Count how many lines below include the string "tracker", and give that number without anything else.

PROVIDED RECORDS |
"""

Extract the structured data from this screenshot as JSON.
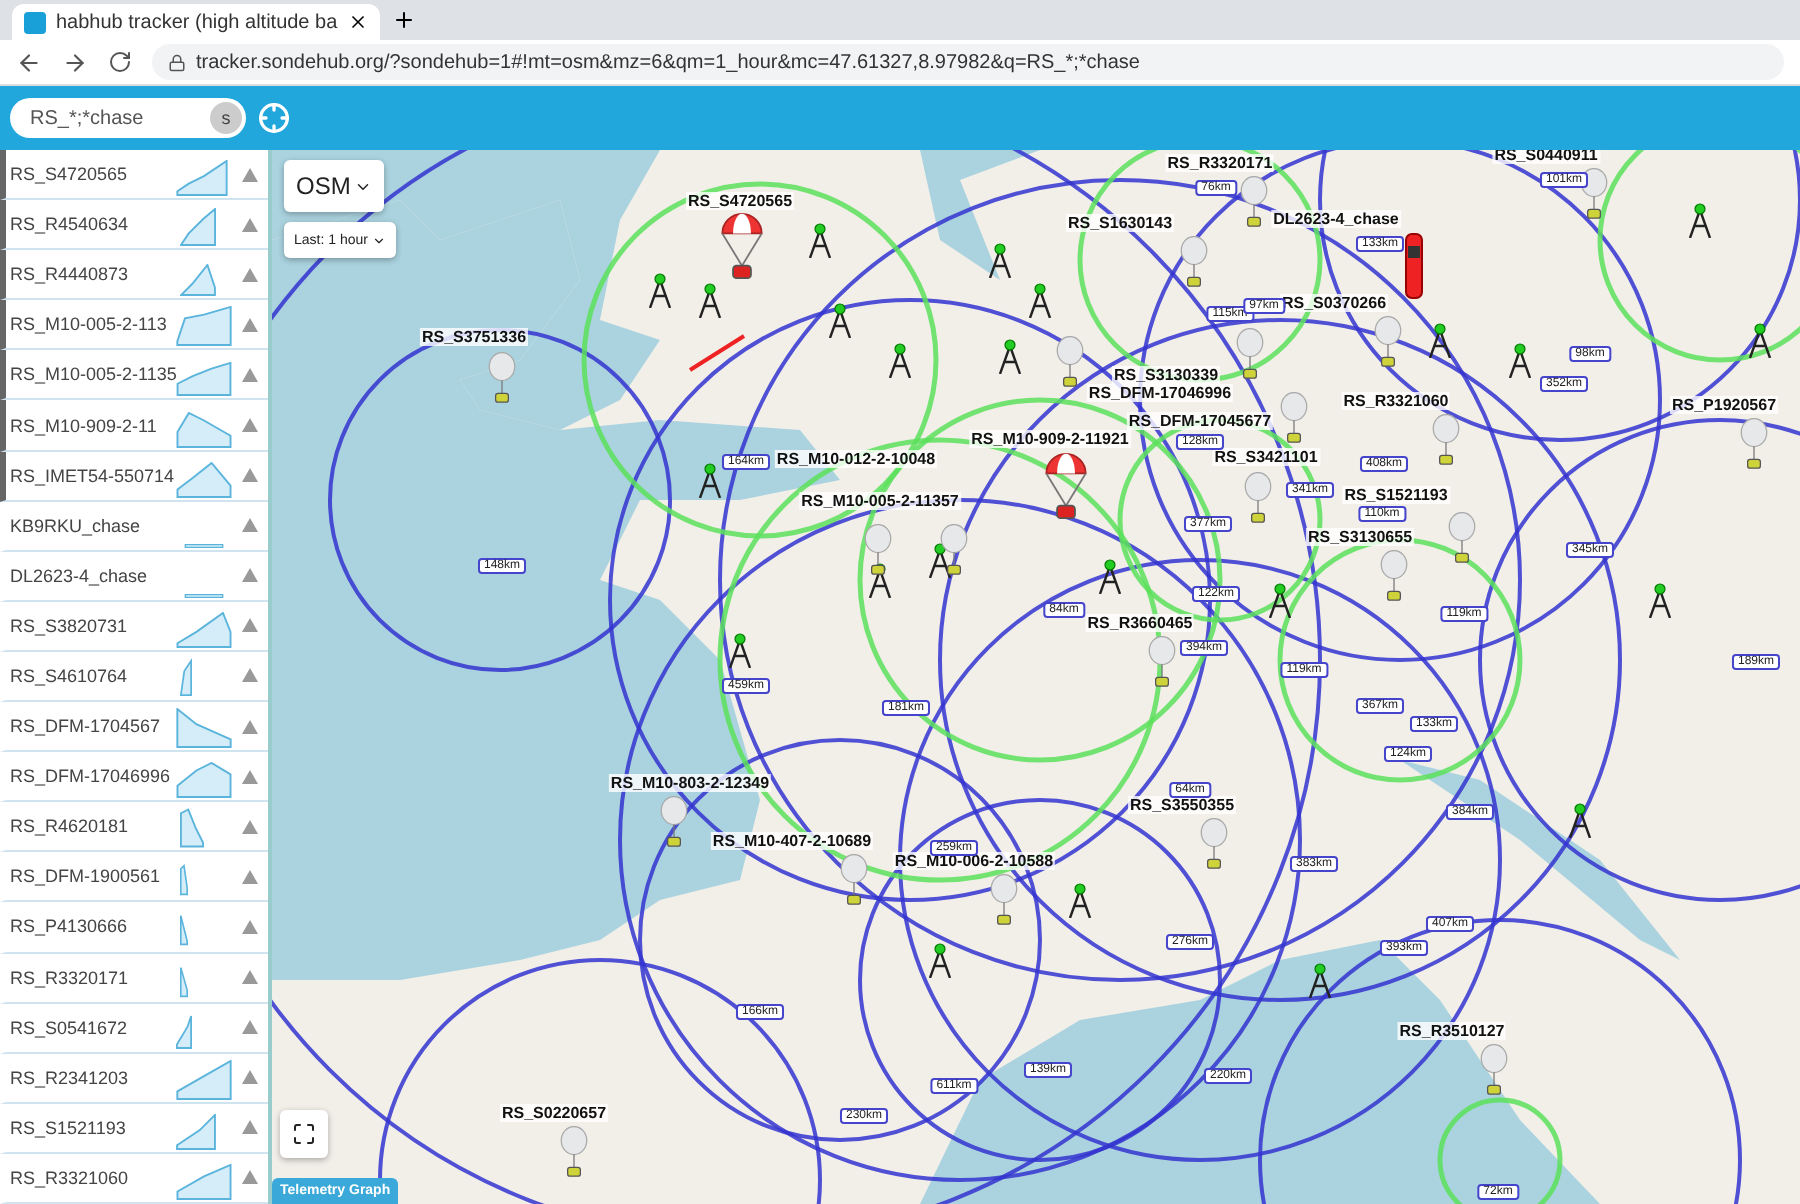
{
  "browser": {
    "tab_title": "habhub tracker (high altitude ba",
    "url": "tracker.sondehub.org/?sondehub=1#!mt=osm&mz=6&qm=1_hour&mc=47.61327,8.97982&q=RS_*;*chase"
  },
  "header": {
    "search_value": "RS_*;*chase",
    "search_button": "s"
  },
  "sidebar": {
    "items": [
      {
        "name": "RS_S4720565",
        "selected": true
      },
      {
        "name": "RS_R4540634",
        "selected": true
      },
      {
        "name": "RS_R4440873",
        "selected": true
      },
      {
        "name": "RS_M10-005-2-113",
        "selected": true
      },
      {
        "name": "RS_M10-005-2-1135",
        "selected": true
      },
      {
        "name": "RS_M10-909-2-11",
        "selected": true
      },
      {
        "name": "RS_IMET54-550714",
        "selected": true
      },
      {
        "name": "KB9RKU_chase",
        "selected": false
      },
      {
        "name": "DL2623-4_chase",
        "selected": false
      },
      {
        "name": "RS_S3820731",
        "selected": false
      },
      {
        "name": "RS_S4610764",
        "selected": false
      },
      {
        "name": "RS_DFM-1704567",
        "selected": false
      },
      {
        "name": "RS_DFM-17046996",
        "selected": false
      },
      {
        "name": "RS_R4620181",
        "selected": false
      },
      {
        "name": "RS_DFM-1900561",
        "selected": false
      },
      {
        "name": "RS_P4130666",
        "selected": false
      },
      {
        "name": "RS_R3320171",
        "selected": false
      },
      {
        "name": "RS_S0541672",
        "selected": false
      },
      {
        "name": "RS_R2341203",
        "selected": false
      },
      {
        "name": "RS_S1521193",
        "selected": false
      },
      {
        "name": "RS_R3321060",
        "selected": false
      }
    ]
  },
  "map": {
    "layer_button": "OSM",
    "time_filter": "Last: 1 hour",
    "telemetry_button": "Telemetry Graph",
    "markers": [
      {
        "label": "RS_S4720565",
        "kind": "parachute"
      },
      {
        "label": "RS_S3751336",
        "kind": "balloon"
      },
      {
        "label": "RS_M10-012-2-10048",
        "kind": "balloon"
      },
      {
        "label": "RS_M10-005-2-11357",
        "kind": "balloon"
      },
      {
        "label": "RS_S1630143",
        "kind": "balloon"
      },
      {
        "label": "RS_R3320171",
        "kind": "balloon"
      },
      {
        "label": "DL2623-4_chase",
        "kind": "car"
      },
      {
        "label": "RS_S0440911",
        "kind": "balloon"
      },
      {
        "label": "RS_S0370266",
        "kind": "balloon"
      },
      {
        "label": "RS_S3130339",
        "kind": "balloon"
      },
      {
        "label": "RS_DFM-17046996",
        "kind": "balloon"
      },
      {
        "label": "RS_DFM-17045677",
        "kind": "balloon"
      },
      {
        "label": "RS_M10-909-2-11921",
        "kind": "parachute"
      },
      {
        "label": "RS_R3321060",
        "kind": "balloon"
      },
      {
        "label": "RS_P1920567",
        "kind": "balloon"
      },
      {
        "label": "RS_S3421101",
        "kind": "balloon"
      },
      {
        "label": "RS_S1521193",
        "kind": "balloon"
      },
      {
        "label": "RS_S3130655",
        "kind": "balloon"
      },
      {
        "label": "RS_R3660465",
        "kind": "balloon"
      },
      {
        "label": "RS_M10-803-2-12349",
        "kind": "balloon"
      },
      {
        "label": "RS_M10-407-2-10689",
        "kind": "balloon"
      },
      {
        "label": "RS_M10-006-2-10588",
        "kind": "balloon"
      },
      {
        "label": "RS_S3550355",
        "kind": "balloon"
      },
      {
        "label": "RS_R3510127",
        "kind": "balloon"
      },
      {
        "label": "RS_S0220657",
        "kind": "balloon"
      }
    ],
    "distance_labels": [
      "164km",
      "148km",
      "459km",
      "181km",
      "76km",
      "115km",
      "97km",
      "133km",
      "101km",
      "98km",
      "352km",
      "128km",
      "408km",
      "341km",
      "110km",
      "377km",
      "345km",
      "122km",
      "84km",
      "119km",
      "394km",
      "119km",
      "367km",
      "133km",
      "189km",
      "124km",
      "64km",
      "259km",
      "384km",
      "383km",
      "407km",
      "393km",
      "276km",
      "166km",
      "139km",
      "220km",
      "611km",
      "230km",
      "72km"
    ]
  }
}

"""

REPLY TO THE TASK | 2